● Given exercise
Search the material for "javac" and show all lines that contain it.

● Records shown

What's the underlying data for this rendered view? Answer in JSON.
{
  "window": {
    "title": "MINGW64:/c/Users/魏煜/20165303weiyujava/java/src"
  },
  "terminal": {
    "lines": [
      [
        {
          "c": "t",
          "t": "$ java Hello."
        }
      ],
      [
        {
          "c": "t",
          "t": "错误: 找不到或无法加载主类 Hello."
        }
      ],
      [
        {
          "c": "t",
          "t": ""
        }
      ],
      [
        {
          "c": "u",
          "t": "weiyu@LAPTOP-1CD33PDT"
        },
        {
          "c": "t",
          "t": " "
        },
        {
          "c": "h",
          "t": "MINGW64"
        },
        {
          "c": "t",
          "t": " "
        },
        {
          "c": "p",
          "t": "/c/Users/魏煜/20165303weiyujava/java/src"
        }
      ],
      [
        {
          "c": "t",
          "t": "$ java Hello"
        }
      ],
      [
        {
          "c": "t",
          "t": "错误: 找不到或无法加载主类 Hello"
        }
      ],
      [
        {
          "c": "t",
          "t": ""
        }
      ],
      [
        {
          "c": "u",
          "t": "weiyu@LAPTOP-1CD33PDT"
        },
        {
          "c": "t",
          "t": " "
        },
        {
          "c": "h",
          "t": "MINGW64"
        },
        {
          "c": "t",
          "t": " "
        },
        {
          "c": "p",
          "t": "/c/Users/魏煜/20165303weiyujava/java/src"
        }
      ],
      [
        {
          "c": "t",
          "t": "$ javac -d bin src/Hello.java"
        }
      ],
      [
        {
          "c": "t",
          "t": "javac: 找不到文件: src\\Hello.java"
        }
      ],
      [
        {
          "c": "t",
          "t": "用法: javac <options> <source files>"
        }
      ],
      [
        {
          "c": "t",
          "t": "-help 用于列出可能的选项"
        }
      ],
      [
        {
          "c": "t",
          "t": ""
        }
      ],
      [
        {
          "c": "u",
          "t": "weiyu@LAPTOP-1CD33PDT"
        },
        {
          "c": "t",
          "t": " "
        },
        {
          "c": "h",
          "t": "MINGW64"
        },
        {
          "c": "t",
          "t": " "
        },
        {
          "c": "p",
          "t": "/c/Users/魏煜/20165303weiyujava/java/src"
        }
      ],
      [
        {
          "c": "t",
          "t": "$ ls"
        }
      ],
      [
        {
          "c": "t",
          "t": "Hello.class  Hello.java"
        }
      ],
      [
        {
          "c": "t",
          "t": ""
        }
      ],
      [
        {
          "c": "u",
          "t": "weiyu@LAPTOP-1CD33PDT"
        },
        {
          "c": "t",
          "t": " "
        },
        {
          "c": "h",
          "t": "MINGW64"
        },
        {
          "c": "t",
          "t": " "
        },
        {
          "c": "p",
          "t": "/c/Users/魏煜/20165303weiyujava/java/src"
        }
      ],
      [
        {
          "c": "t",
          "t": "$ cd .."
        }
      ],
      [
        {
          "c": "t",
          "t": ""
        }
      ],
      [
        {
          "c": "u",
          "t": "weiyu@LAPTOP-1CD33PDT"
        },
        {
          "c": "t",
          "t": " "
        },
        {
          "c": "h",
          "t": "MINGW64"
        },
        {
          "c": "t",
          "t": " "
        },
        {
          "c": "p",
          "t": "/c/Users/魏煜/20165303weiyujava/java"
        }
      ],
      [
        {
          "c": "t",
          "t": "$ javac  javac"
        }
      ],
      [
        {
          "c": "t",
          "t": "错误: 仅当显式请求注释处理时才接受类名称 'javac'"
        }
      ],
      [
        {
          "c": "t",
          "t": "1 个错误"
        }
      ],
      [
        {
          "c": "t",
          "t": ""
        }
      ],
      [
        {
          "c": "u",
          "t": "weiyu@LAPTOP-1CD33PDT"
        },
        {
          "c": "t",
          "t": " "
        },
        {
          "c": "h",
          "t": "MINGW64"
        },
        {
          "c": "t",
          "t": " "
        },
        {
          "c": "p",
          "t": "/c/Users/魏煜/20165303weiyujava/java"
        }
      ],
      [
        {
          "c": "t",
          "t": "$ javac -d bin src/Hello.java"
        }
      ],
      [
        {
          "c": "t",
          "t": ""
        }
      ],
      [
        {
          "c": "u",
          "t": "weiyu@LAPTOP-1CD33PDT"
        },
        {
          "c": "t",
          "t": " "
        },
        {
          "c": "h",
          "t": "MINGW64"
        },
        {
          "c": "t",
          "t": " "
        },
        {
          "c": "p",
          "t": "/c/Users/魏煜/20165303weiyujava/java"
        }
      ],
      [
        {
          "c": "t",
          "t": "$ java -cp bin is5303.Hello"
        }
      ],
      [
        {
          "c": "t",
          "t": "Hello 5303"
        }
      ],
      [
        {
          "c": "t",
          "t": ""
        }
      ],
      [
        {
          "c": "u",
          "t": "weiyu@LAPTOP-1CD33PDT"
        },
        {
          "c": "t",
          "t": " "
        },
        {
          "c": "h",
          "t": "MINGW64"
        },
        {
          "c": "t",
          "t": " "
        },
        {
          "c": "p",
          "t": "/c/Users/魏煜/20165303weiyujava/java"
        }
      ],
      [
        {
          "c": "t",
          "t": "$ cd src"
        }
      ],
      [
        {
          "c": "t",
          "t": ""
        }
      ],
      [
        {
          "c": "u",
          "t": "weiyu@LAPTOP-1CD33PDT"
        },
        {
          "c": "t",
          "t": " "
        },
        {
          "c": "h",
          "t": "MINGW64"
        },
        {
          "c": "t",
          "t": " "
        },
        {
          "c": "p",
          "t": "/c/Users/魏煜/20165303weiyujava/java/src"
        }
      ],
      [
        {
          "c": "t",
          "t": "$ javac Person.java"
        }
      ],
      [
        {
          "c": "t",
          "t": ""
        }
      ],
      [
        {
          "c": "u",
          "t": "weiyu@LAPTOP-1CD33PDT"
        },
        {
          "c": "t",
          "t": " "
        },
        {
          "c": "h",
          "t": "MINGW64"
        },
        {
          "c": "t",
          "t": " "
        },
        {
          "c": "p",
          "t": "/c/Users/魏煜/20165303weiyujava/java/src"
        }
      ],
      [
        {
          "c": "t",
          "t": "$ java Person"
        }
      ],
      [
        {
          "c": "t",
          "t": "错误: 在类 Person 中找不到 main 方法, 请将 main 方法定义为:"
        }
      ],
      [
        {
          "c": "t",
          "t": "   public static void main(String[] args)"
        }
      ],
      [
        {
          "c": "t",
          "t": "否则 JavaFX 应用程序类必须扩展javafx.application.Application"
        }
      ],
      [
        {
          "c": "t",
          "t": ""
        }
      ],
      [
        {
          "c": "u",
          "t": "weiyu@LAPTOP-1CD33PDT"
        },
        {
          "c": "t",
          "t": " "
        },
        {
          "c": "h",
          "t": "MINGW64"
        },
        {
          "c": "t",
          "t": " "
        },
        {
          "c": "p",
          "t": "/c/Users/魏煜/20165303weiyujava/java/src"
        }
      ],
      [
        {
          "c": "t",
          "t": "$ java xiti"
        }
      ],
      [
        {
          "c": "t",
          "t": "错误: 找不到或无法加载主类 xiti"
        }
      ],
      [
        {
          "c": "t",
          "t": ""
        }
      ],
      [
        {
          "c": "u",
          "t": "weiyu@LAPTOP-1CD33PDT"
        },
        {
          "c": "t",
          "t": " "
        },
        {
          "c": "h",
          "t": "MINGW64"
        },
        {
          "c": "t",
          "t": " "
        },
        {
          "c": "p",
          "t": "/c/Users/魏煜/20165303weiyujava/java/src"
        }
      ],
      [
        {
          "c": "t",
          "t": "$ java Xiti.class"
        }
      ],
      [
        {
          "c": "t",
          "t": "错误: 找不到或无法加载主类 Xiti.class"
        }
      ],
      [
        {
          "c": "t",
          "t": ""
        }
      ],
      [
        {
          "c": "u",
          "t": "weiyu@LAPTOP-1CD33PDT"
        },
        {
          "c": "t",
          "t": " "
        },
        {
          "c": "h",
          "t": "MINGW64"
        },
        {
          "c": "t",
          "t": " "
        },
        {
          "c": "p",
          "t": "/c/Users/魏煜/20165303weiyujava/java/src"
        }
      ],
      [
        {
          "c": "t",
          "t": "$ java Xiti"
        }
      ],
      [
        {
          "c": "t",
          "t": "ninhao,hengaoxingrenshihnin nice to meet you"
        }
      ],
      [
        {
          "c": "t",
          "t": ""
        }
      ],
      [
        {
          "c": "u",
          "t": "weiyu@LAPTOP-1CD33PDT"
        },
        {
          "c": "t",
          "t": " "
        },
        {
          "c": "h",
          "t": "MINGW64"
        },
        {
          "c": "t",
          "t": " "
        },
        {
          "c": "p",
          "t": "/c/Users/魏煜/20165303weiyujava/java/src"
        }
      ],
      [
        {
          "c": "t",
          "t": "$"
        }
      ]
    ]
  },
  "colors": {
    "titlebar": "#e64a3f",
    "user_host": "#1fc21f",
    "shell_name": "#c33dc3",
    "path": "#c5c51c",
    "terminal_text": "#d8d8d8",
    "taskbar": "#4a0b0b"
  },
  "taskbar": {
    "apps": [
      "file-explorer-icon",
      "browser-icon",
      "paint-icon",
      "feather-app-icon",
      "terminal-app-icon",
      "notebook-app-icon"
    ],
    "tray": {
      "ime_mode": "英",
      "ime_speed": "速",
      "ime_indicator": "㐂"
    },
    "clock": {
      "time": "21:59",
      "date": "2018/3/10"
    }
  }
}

● Response to the task
          "t": "$ javac -d bin src/Hello.java"
          "t": "javac: 找不到文件: src\\Hello.java"
          "t": "用法: javac <options> <source files>"
          "t": "$ javac  javac"
          "t": "错误: 仅当显式请求注释处理时才接受类名称 'javac'"
          "t": "$ javac -d bin src/Hello.java"
          "t": "$ javac Person.java"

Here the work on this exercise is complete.